-- begin Records for the exercise --

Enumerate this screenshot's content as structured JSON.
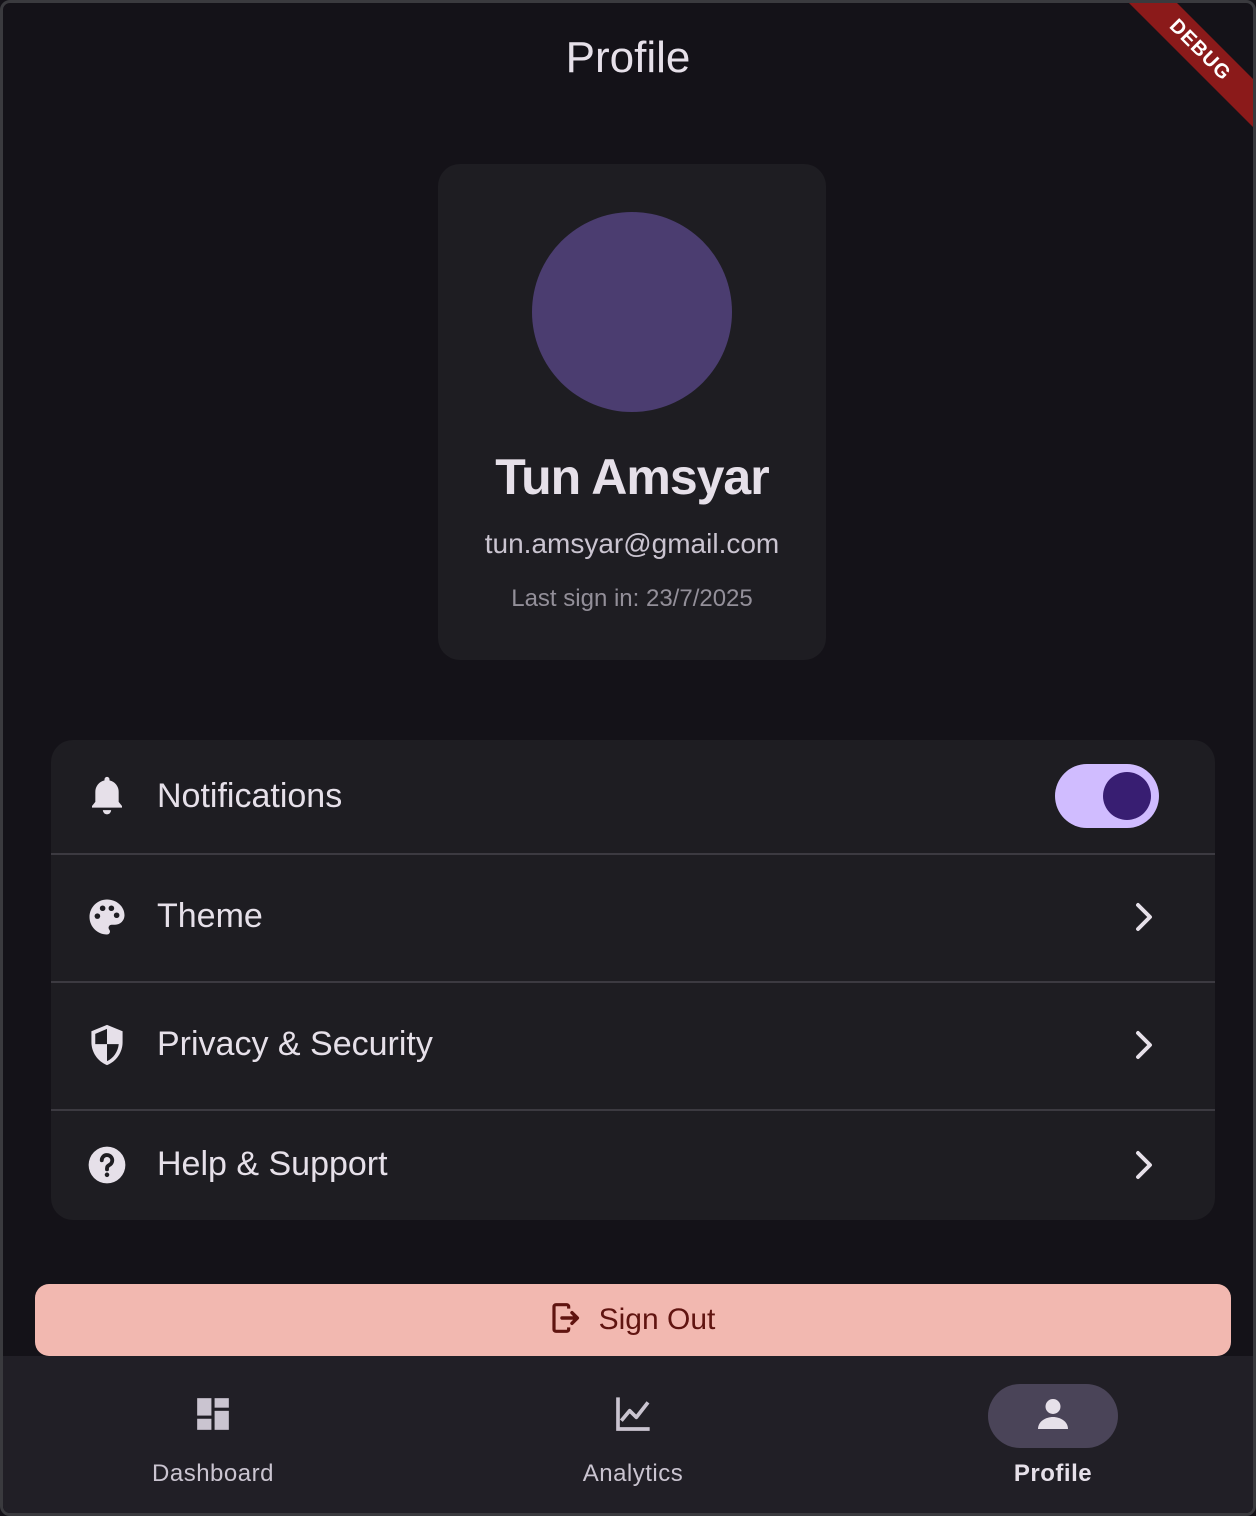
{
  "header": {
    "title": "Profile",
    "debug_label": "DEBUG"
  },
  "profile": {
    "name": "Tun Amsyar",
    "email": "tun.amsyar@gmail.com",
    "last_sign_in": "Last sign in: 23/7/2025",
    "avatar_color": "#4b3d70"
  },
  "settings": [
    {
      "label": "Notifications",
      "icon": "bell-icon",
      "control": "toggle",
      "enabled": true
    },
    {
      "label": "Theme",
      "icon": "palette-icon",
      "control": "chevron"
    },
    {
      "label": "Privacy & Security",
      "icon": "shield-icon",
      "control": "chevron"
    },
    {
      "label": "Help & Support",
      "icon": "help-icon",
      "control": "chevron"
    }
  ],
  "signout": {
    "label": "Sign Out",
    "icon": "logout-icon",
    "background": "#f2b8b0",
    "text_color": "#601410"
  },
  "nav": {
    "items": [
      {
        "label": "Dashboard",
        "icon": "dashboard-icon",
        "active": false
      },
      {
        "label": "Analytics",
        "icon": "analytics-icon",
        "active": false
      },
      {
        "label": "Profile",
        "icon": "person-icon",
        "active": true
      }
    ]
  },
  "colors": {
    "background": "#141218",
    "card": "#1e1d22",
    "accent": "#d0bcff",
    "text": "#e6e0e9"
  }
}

-- end Records for the exercise --

[Exercise] Copy out all the data exactly; skip the pictures.

[Output for this exercise]
Enumerate this screenshot's content as structured JSON.
{
  "header": {
    "title": "Profile",
    "debug_label": "DEBUG"
  },
  "profile": {
    "name": "Tun Amsyar",
    "email": "tun.amsyar@gmail.com",
    "last_sign_in": "Last sign in: 23/7/2025",
    "avatar_color": "#4b3d70"
  },
  "settings": [
    {
      "label": "Notifications",
      "icon": "bell-icon",
      "control": "toggle",
      "enabled": true
    },
    {
      "label": "Theme",
      "icon": "palette-icon",
      "control": "chevron"
    },
    {
      "label": "Privacy & Security",
      "icon": "shield-icon",
      "control": "chevron"
    },
    {
      "label": "Help & Support",
      "icon": "help-icon",
      "control": "chevron"
    }
  ],
  "signout": {
    "label": "Sign Out",
    "icon": "logout-icon",
    "background": "#f2b8b0",
    "text_color": "#601410"
  },
  "nav": {
    "items": [
      {
        "label": "Dashboard",
        "icon": "dashboard-icon",
        "active": false
      },
      {
        "label": "Analytics",
        "icon": "analytics-icon",
        "active": false
      },
      {
        "label": "Profile",
        "icon": "person-icon",
        "active": true
      }
    ]
  },
  "colors": {
    "background": "#141218",
    "card": "#1e1d22",
    "accent": "#d0bcff",
    "text": "#e6e0e9"
  }
}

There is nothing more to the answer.